Items from a figure collection:

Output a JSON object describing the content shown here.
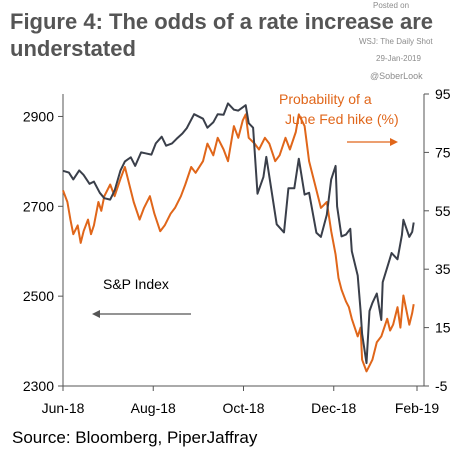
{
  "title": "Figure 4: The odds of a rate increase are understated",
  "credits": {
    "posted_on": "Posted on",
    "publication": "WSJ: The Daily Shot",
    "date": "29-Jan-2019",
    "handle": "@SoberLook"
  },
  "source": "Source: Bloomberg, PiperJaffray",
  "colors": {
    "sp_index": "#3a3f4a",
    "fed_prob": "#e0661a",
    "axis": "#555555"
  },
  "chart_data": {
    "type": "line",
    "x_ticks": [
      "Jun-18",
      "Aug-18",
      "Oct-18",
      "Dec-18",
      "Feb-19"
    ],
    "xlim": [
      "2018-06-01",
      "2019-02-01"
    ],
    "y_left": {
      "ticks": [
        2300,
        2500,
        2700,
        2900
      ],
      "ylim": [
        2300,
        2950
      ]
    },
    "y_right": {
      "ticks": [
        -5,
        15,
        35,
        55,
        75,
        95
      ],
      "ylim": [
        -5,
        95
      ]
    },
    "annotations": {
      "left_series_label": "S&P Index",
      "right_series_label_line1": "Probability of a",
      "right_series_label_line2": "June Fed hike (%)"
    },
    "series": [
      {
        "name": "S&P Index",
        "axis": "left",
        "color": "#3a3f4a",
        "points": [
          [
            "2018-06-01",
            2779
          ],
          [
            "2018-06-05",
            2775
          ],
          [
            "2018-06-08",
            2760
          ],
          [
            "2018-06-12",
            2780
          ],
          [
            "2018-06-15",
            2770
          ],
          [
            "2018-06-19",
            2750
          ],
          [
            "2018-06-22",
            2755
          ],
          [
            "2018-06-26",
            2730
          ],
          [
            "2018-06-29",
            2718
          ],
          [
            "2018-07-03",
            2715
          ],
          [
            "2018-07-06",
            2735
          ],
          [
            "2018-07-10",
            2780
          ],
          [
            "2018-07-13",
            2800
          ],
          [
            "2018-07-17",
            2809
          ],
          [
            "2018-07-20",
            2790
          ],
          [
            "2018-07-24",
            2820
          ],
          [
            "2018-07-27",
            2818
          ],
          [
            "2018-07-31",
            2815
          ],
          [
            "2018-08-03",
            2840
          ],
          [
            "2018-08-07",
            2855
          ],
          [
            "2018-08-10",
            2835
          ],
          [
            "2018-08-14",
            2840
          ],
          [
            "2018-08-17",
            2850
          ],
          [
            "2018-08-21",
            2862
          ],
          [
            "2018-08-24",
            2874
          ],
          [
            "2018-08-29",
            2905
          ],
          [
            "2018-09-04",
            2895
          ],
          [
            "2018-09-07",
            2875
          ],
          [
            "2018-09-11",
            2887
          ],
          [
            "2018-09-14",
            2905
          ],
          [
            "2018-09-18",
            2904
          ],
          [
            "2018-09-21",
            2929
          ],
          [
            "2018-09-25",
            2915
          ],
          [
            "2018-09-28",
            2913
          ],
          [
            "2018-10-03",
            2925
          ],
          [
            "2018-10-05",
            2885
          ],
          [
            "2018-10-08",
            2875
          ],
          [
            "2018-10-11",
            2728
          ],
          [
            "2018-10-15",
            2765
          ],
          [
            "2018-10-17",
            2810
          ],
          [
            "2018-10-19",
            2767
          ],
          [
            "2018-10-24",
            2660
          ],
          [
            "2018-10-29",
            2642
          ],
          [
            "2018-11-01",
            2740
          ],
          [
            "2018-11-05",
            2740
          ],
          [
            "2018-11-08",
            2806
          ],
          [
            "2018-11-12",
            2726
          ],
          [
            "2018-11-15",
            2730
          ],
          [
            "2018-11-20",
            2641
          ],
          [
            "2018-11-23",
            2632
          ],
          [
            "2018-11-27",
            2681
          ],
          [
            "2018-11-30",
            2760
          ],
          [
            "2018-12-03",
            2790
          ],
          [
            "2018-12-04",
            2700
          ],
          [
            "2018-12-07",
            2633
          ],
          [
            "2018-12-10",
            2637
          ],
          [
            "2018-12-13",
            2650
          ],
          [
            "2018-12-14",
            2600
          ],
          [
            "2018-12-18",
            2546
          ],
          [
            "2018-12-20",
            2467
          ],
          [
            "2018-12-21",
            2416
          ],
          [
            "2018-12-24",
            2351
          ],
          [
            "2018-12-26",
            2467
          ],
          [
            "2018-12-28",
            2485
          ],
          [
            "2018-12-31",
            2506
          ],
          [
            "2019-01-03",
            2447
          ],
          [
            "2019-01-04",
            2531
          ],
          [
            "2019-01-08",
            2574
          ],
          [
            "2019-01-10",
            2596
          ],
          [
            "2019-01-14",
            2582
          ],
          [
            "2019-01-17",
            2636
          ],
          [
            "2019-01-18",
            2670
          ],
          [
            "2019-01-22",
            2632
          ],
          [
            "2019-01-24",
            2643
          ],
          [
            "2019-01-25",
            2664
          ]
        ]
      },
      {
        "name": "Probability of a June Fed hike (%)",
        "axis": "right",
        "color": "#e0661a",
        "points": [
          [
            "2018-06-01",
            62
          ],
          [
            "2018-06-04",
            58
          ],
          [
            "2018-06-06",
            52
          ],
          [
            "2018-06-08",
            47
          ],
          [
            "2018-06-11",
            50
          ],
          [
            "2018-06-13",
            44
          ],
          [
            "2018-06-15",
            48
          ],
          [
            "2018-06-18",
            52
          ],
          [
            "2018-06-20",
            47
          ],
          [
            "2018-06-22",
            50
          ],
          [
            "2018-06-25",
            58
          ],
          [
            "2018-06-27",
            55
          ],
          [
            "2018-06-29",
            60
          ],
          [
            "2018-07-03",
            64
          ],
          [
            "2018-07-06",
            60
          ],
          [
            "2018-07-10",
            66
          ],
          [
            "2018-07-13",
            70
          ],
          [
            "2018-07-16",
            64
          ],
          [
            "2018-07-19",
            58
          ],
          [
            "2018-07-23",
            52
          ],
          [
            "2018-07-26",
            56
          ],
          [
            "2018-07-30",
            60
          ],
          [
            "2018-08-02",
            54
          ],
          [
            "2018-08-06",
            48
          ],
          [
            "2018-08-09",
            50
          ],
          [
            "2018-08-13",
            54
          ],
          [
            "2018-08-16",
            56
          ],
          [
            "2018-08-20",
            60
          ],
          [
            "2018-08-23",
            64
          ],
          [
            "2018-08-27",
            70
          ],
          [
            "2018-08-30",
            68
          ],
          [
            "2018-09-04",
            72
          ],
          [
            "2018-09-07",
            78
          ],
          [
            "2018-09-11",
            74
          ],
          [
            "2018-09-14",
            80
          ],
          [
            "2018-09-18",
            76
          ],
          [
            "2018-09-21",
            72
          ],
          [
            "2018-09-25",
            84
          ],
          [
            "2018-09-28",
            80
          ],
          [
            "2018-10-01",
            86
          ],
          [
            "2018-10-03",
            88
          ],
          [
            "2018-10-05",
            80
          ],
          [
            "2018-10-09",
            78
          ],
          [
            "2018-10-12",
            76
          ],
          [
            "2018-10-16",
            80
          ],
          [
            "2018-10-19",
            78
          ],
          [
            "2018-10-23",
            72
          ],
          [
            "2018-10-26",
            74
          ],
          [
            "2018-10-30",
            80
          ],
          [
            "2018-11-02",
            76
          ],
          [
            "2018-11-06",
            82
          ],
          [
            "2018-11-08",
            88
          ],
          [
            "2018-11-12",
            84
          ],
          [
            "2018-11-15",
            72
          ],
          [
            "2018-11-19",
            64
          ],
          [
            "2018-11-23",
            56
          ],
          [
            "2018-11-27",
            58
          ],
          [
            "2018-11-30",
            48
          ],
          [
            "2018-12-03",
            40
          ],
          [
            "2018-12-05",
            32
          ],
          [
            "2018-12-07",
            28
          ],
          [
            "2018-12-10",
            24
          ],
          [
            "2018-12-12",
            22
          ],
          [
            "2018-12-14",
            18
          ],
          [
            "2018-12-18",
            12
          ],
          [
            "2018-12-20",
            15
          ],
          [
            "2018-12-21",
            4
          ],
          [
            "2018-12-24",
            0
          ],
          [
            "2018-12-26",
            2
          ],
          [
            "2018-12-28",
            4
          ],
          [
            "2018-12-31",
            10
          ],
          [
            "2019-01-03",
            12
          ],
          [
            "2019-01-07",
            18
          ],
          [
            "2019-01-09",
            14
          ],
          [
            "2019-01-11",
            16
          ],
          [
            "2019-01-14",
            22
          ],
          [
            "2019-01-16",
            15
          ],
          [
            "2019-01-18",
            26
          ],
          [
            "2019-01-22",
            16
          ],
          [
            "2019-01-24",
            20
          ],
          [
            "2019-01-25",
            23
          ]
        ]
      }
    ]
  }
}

## The request
Return each line with "Probability".

## The answer
      "right_series_label_line1": "Probability of a",
        "name": "Probability of a June Fed hike (%)",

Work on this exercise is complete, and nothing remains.